Requirement – Wherever the word "Ludum" appears in a line, extract that line.

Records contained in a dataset

>>>>>

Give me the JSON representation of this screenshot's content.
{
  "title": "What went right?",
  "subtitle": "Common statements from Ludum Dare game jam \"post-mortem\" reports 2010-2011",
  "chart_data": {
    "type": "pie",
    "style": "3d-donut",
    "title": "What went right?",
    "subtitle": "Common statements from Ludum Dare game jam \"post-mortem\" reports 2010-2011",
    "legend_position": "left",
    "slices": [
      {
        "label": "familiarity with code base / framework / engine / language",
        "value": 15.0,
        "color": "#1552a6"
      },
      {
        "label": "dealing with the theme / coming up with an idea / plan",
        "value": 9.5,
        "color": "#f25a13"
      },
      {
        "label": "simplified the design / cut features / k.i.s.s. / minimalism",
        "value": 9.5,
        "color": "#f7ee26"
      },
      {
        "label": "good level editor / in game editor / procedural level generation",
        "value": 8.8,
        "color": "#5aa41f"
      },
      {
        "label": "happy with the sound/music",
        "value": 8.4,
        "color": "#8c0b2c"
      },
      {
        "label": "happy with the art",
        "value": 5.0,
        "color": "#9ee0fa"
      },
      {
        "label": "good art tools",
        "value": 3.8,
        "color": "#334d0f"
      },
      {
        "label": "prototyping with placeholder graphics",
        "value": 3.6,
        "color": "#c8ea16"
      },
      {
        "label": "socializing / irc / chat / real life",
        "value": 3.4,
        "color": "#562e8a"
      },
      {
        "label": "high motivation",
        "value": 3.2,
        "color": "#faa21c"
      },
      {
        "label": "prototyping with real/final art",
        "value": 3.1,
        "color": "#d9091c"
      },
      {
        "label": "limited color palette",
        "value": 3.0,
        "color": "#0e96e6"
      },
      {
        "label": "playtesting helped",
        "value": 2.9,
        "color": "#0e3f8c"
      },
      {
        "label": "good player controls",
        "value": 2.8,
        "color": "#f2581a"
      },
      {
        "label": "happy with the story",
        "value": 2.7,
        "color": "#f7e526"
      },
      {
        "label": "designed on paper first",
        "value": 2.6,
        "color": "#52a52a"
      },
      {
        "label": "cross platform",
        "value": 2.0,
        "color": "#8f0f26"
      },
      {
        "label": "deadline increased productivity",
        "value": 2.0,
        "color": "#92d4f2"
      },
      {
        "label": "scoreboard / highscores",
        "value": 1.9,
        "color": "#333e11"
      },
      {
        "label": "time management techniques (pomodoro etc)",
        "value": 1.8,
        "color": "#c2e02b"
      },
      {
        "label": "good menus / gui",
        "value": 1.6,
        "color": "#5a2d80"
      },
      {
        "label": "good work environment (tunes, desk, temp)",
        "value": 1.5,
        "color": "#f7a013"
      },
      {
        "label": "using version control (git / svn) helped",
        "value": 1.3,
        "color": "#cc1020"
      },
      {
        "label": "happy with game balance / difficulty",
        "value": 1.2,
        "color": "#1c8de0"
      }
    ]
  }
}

<<<<<

Reply –
  "subtitle": "Common statements from Ludum Dare game jam \"post-mortem\" reports 2010-2011",
    "subtitle": "Common statements from Ludum Dare game jam \"post-mortem\" reports 2010-2011",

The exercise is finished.